--- start of Data in this exercise ---

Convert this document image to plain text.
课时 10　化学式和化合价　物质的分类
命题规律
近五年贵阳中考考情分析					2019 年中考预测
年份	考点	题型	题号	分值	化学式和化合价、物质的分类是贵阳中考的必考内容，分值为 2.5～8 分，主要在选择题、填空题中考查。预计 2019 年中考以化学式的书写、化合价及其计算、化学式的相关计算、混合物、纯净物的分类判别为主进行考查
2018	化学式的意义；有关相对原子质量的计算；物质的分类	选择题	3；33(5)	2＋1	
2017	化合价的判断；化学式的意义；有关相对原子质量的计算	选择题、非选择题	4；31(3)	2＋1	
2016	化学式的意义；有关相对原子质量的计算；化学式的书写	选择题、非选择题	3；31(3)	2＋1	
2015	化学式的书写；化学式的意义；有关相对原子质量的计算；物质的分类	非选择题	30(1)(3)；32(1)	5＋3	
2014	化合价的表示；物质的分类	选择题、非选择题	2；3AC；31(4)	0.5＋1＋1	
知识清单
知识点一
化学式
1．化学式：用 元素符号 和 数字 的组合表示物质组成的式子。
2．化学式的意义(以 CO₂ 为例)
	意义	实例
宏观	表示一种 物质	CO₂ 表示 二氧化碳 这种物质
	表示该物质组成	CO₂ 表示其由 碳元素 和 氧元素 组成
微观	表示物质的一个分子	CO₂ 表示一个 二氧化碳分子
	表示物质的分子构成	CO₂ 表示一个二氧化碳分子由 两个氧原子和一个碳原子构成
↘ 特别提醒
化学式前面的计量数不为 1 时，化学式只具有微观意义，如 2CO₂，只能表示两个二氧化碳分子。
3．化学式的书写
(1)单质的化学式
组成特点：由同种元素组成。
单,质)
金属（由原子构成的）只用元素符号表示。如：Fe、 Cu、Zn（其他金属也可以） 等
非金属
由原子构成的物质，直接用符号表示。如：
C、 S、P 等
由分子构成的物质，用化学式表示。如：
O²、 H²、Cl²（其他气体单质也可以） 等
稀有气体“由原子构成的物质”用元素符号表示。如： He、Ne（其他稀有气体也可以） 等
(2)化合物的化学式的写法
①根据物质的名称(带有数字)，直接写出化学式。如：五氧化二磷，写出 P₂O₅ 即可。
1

--- end of Data in this exercise ---

Set exercise:
Your task is to reproduce the whole listing exactly.

The output:
Convert this document image to plain text.
课时 10　化学式和化合价　物质的分类
命题规律
近五年贵阳中考考情分析					2019 年中考预测
年份	考点	题型	题号	分值	化学式和化合价、物质的分类是贵阳中考的必考内容，分值为 2.5～8 分，主要在选择题、填空题中考查。预计 2019 年中考以化学式的书写、化合价及其计算、化学式的相关计算、混合物、纯净物的分类判别为主进行考查
2018	化学式的意义；有关相对原子质量的计算；物质的分类	选择题	3；33(5)	2＋1	
2017	化合价的判断；化学式的意义；有关相对原子质量的计算	选择题、非选择题	4；31(3)	2＋1	
2016	化学式的意义；有关相对原子质量的计算；化学式的书写	选择题、非选择题	3；31(3)	2＋1	
2015	化学式的书写；化学式的意义；有关相对原子质量的计算；物质的分类	非选择题	30(1)(3)；32(1)	5＋3	
2014	化合价的表示；物质的分类	选择题、非选择题	2；3AC；31(4)	0.5＋1＋1	
知识清单
知识点一
化学式
1．化学式：用 元素符号 和 数字 的组合表示物质组成的式子。
2．化学式的意义(以 CO₂ 为例)
	意义	实例
宏观	表示一种 物质	CO₂ 表示 二氧化碳 这种物质
	表示该物质组成	CO₂ 表示其由 碳元素 和 氧元素 组成
微观	表示物质的一个分子	CO₂ 表示一个 二氧化碳分子
	表示物质的分子构成	CO₂ 表示一个二氧化碳分子由 两个氧原子和一个碳原子构成
↘ 特别提醒
化学式前面的计量数不为 1 时，化学式只具有微观意义，如 2CO₂，只能表示两个二氧化碳分子。
3．化学式的书写
(1)单质的化学式
组成特点：由同种元素组成。
单,质)
金属（由原子构成的）只用元素符号表示。如：Fe、 Cu、Zn（其他金属也可以） 等
非金属
由原子构成的物质，直接用符号表示。如：
C、 S、P 等
由分子构成的物质，用化学式表示。如：
O²、 H²、Cl²（其他气体单质也可以） 等
稀有气体“由原子构成的物质”用元素符号表示。如： He、Ne（其他稀有气体也可以） 等
(2)化合物的化学式的写法
①根据物质的名称(带有数字)，直接写出化学式。如：五氧化二磷，写出 P₂O₅ 即可。
1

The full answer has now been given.